**Instructions to follow**
Scan the records below. List lines holding "detail".

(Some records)

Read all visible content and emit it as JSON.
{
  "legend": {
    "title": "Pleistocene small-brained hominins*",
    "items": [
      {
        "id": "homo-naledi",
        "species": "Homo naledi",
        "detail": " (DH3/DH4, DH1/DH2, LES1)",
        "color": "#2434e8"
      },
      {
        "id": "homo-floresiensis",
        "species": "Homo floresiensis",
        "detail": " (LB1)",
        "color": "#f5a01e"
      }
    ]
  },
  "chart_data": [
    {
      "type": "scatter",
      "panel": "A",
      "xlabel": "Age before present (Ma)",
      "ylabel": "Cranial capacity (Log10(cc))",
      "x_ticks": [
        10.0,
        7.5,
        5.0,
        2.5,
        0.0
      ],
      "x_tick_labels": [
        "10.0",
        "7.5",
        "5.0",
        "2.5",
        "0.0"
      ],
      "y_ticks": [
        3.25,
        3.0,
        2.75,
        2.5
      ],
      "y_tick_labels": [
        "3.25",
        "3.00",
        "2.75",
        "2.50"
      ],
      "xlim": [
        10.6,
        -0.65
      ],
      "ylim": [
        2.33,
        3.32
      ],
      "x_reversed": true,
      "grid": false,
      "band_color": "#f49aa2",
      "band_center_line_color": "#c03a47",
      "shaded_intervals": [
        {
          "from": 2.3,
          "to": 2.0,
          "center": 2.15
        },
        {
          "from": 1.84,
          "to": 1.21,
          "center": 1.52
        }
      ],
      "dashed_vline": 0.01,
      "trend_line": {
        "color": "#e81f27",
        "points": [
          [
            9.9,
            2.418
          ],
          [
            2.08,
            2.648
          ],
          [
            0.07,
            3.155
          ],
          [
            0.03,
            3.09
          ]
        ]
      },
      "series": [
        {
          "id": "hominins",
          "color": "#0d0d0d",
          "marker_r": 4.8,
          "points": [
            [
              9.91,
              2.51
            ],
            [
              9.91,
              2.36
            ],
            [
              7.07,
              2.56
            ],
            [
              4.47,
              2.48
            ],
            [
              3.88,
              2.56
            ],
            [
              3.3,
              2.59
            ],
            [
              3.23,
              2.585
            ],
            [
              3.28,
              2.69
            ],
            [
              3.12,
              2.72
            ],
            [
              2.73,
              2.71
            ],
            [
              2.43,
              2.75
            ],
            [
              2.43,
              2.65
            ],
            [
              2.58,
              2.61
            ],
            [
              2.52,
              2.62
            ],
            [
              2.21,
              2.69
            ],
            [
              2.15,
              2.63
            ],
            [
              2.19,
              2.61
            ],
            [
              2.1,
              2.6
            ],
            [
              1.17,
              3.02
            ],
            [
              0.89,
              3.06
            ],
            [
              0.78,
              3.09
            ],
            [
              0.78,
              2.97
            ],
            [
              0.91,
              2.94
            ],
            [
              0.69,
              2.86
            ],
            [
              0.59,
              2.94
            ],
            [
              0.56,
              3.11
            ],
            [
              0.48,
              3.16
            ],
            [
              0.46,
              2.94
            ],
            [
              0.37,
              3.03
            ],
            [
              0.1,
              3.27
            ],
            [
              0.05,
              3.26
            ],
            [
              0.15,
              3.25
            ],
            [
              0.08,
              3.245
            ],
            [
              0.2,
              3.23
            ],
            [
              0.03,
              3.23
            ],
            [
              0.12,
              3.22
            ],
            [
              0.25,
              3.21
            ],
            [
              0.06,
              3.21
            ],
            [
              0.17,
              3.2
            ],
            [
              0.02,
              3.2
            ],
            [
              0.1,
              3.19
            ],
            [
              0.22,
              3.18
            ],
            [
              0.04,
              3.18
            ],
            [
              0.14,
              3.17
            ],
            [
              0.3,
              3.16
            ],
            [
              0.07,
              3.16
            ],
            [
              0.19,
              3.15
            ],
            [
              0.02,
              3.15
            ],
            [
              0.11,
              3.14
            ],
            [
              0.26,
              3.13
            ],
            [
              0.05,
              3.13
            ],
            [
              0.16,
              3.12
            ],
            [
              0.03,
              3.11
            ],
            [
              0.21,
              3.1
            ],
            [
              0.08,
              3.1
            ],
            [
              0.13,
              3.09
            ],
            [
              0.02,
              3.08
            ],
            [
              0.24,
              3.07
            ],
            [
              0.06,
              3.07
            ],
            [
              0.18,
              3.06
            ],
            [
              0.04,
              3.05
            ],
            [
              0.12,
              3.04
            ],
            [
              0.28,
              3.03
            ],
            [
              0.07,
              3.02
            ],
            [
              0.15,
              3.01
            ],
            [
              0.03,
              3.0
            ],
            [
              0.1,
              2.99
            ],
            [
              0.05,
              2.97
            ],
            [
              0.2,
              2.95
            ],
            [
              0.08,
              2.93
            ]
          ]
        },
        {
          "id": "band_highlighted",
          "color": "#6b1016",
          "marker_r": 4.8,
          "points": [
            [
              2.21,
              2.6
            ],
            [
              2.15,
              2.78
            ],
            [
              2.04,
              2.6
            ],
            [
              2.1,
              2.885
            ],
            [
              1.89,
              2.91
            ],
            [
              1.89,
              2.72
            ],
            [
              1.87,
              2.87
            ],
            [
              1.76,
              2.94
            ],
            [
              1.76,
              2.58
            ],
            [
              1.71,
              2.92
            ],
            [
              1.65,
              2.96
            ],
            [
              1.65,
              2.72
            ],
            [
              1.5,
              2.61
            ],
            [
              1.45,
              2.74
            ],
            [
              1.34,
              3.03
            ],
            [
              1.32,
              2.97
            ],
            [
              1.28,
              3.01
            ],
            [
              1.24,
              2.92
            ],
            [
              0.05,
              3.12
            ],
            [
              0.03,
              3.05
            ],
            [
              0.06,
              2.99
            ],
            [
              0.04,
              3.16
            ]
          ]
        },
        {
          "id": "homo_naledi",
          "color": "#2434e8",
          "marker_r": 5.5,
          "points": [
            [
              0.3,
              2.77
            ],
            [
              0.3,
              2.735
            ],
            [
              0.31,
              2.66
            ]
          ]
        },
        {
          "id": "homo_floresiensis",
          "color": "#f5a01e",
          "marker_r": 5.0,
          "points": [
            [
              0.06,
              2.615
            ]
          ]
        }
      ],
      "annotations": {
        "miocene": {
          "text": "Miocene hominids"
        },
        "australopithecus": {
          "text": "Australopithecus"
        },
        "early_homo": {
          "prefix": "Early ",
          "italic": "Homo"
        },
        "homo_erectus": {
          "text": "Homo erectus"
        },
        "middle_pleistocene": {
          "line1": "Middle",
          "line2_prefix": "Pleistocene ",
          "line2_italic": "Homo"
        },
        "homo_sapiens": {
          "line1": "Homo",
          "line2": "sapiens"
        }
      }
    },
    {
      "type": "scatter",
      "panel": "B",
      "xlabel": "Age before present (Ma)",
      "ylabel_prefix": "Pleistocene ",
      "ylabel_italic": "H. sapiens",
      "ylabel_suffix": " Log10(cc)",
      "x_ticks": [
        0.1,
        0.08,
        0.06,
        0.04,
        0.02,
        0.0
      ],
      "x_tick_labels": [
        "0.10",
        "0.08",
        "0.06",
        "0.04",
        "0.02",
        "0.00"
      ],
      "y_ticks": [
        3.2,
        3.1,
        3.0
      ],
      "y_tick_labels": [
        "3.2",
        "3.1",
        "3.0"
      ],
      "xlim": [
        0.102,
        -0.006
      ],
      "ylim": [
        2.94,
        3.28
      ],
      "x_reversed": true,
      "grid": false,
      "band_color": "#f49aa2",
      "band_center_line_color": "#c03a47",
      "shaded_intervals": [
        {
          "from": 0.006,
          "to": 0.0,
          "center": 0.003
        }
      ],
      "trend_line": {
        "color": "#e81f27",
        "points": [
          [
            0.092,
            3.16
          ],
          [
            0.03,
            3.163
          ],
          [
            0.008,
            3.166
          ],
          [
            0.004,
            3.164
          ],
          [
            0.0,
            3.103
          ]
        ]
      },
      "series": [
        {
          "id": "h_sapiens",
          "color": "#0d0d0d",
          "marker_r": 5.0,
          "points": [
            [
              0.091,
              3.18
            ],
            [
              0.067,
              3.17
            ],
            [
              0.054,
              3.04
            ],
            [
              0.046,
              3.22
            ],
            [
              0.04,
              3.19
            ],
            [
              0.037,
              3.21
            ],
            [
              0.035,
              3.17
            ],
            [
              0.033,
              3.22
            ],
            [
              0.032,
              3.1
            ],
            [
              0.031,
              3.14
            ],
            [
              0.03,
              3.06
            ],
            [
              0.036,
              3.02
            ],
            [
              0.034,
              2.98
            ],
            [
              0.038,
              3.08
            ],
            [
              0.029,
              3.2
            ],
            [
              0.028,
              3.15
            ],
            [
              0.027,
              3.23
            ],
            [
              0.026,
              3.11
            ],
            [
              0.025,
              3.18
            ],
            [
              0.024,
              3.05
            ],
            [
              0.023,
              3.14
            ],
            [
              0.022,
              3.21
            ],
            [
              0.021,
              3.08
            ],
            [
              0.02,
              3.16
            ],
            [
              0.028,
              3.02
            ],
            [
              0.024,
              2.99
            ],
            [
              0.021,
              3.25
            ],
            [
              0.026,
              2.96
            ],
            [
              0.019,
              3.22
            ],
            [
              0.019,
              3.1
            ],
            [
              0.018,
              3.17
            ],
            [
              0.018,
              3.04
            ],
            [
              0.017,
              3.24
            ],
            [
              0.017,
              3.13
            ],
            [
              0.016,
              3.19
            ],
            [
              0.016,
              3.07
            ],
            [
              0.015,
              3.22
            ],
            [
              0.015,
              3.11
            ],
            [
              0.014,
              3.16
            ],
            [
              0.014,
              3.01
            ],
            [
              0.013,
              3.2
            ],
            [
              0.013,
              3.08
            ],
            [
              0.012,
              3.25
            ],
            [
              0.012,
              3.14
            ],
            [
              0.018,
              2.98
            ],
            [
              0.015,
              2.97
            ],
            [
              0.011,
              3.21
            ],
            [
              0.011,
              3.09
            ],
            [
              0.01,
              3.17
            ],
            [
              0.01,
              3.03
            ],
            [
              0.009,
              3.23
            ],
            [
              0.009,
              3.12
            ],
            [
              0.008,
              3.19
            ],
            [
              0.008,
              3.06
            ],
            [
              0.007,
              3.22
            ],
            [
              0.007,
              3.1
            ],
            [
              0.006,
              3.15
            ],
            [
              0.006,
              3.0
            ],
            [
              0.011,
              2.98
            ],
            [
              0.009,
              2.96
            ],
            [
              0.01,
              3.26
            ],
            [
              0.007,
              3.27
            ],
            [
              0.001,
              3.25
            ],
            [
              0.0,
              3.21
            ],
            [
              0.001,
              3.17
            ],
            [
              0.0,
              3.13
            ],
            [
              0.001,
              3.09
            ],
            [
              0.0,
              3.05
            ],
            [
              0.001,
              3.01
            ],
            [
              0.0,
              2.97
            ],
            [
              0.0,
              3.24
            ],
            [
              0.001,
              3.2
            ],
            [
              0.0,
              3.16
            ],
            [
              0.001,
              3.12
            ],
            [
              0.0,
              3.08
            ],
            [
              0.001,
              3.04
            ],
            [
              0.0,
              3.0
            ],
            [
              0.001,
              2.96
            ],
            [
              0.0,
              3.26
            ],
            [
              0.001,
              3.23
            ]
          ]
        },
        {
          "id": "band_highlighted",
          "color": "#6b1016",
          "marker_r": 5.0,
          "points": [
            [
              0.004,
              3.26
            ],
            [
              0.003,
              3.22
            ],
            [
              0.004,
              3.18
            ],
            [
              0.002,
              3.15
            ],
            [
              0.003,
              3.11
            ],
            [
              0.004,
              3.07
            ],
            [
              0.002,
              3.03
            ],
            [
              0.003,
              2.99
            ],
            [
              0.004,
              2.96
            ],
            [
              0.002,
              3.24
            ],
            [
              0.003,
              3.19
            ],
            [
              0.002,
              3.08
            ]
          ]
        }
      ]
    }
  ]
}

**Result of the exercise**
        "detail": " (DH3/DH4, DH1/DH2, LES1)",
        "detail": " (LB1)",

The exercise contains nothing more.